**Given instruction:** Scan the records below. List lines holding "العامة".

**Data shown:**

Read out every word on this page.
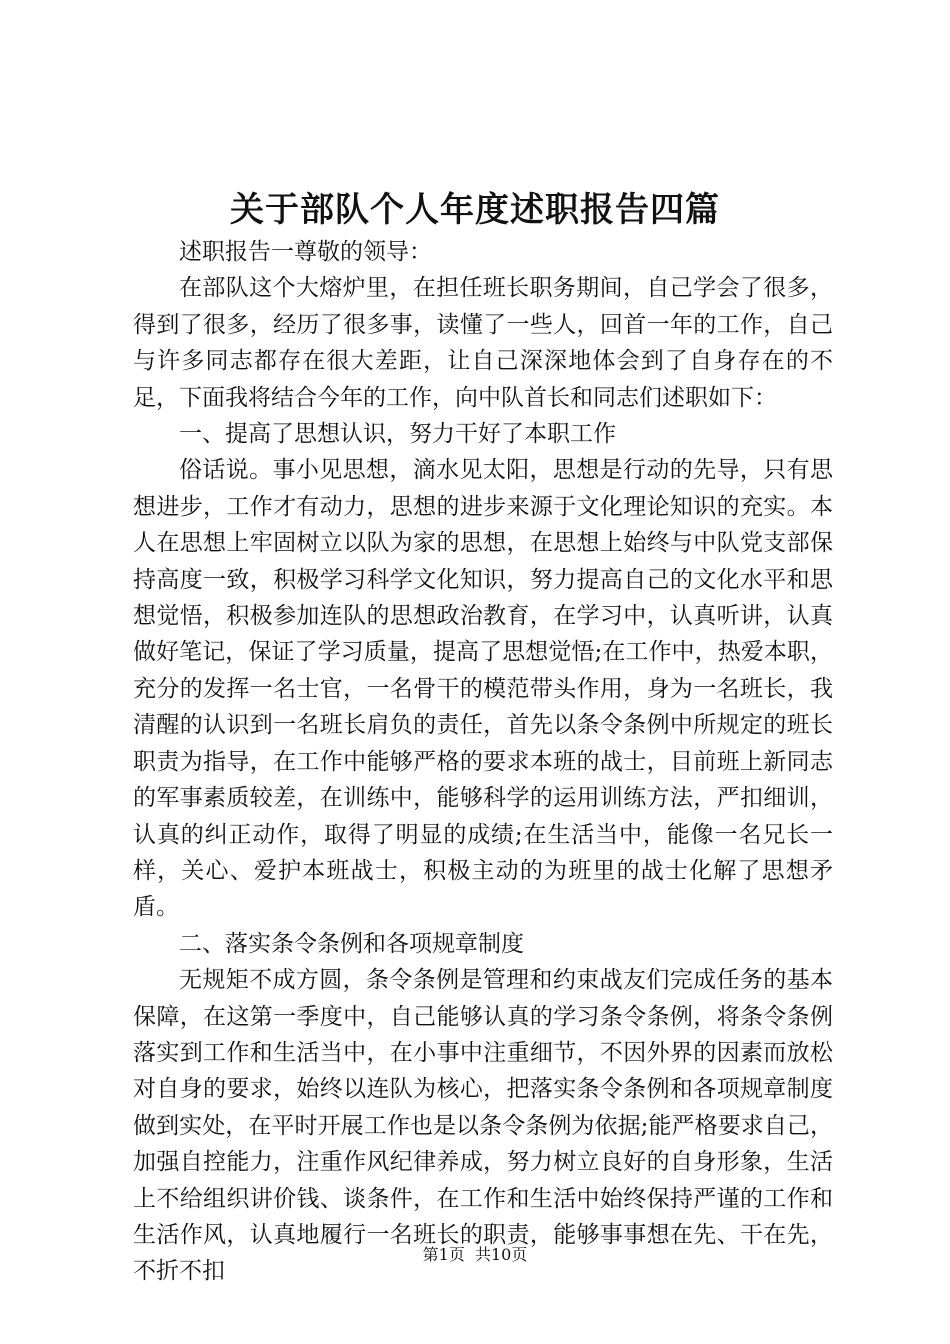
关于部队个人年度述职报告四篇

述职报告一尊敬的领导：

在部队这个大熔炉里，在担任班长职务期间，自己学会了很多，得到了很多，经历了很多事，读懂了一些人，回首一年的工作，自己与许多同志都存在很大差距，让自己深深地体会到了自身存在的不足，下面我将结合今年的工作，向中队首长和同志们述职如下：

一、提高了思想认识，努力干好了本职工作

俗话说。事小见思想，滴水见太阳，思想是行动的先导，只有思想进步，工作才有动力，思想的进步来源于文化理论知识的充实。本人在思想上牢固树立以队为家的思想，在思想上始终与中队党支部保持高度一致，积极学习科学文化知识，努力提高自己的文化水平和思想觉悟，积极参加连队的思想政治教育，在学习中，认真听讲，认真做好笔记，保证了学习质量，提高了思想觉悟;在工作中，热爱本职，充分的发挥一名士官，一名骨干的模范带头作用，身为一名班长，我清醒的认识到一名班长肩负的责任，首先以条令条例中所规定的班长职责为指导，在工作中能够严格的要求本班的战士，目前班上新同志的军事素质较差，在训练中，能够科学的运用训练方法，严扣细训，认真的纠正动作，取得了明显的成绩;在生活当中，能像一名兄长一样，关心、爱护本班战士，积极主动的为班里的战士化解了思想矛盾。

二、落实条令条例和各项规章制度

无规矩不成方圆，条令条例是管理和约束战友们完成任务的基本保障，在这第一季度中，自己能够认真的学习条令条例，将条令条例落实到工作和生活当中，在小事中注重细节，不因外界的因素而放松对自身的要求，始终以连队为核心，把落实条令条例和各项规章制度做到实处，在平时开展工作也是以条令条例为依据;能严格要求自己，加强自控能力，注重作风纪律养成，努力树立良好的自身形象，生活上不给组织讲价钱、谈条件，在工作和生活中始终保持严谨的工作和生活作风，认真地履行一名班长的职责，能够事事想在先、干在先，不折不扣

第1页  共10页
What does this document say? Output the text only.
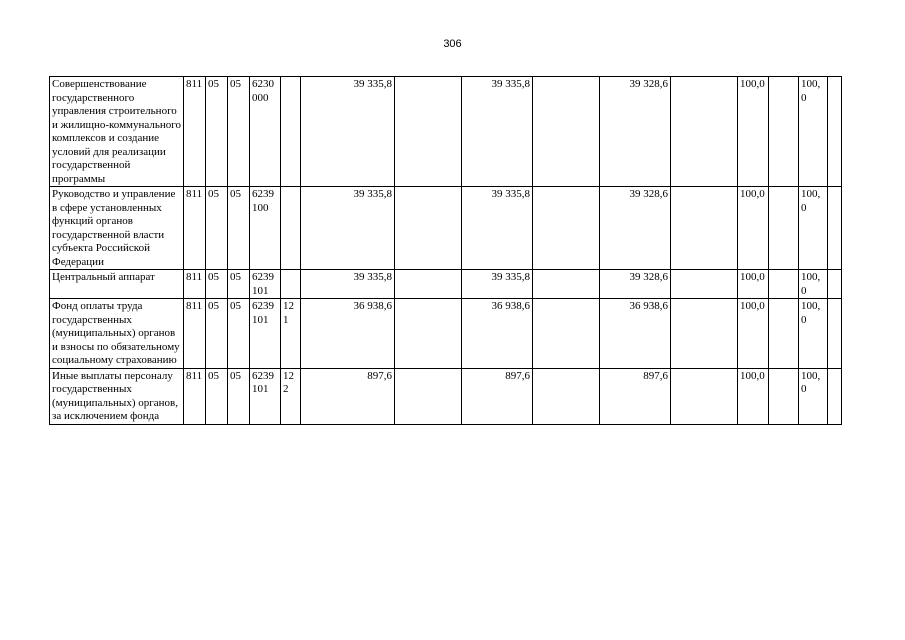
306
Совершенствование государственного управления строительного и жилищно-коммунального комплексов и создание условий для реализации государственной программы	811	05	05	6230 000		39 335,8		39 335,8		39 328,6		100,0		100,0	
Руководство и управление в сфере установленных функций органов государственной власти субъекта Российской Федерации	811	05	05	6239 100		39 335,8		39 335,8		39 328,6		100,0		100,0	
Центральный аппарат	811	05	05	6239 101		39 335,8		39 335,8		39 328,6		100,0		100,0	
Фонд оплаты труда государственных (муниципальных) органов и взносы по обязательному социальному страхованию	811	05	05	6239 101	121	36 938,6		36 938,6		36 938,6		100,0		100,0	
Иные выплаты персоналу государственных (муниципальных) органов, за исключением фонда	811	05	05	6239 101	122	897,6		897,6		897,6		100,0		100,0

...

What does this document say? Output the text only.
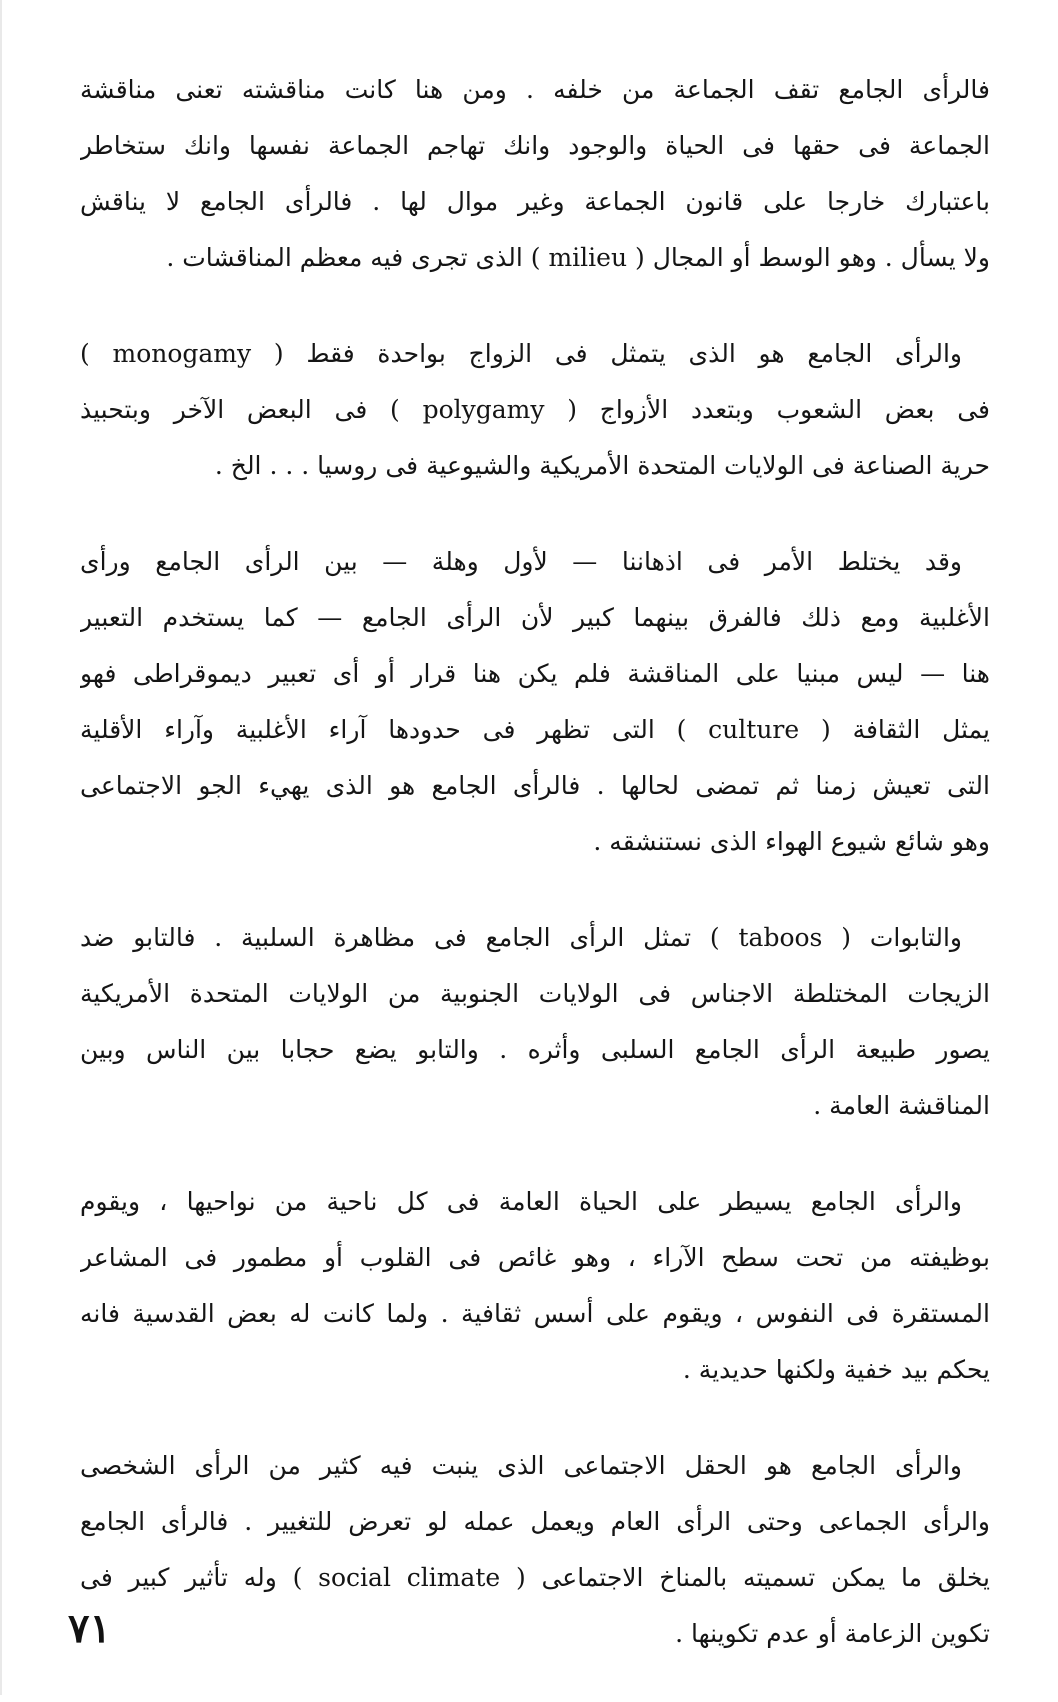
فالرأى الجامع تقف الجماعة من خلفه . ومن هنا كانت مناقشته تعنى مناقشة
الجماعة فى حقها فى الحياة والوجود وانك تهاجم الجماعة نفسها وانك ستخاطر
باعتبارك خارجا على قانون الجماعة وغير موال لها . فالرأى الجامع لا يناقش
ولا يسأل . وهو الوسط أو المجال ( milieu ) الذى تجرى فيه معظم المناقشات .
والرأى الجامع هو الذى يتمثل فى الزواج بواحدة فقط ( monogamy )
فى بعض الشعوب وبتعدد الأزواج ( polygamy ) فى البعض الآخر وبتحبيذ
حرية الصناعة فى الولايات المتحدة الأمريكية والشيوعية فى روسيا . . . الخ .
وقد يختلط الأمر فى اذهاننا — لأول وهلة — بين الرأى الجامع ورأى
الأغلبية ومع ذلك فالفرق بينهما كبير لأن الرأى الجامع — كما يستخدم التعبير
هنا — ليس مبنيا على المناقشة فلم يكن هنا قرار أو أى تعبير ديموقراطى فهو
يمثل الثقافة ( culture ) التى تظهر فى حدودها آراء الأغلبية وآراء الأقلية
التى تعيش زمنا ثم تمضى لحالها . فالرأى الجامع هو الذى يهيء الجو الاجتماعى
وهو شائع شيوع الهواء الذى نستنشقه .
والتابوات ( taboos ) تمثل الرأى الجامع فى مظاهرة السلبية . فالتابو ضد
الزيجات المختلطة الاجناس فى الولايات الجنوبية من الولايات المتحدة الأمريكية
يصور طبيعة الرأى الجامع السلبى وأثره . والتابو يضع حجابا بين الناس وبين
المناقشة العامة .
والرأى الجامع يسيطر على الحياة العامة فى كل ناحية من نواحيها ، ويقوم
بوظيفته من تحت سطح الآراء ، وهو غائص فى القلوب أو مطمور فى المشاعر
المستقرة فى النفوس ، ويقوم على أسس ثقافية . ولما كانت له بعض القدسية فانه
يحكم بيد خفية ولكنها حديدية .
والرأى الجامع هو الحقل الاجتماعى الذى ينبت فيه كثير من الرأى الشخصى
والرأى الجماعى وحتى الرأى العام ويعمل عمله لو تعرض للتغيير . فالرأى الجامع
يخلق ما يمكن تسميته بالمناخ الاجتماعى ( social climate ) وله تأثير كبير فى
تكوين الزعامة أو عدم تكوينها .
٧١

**Result of the exercise:**
المناقشة العامة .
والرأى الجامع يسيطر على الحياة العامة فى كل ناحية من نواحيها ، ويقوم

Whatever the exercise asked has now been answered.